**Exercise requirements**
Every line below that contains "this" is to be copied.

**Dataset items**
[start]
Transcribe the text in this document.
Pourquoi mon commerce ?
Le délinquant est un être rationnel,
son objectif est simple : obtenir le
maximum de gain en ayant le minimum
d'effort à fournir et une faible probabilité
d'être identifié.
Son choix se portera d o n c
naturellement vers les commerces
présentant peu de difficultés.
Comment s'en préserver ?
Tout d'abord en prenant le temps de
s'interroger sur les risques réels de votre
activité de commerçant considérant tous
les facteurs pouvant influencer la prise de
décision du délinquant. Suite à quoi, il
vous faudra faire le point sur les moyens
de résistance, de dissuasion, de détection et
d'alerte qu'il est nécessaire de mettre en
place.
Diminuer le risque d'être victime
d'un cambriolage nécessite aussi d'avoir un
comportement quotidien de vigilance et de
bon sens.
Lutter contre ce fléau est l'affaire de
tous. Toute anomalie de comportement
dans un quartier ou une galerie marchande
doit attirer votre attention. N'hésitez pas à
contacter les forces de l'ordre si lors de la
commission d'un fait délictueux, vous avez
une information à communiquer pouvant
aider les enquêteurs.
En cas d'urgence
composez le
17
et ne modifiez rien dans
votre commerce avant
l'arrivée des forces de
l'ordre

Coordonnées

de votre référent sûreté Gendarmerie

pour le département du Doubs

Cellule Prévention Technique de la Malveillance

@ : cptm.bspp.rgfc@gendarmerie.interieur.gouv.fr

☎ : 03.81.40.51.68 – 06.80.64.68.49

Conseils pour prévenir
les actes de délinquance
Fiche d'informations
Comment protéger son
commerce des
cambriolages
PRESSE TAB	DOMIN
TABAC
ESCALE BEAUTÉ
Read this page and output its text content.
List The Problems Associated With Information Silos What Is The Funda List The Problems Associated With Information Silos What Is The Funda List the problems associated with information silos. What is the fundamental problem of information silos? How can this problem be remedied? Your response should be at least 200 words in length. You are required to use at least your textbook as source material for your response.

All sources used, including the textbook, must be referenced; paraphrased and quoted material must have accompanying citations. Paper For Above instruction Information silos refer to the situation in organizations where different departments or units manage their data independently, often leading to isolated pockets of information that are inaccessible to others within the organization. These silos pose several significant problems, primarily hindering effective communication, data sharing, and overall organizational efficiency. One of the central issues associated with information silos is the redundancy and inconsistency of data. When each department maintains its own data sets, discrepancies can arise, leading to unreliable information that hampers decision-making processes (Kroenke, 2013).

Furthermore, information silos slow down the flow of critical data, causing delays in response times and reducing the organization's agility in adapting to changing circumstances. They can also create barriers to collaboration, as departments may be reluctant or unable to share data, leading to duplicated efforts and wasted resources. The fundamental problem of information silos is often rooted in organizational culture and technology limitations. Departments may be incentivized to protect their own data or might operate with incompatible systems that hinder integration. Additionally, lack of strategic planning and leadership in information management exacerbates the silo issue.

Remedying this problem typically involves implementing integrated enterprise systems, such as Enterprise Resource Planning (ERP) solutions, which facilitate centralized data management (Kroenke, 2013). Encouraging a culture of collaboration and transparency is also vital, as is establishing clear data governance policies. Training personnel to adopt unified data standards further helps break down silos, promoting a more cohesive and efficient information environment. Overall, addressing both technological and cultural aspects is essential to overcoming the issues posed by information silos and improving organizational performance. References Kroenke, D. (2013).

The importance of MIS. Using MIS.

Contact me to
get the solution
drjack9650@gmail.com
[end]
**Finished exercise**
Transcribe the text in this document.
Read this page and output its text content.
List The Problems Associated With Information Silos What Is The Funda List The Problems Associated With Information Silos What Is The Funda List the problems associated with information silos. What is the fundamental problem of information silos? How can this problem be remedied? Your response should be at least 200 words in length. You are required to use at least your textbook as source material for your response.
Remedying this problem typically involves implementing integrated enterprise systems, such as Enterprise Resource Planning (ERP) solutions, which facilitate centralized data management (Kroenke, 2013). Encouraging a culture of collaboration and transparency is also vital, as is establishing clear data governance policies. Training personnel to adopt unified data standards further helps break down silos, promoting a more cohesive and efficient information environment. Overall, addressing both technological and cultural aspects is essential to overcoming the issues posed by information silos and improving organizational performance. References Kroenke, D. (2013).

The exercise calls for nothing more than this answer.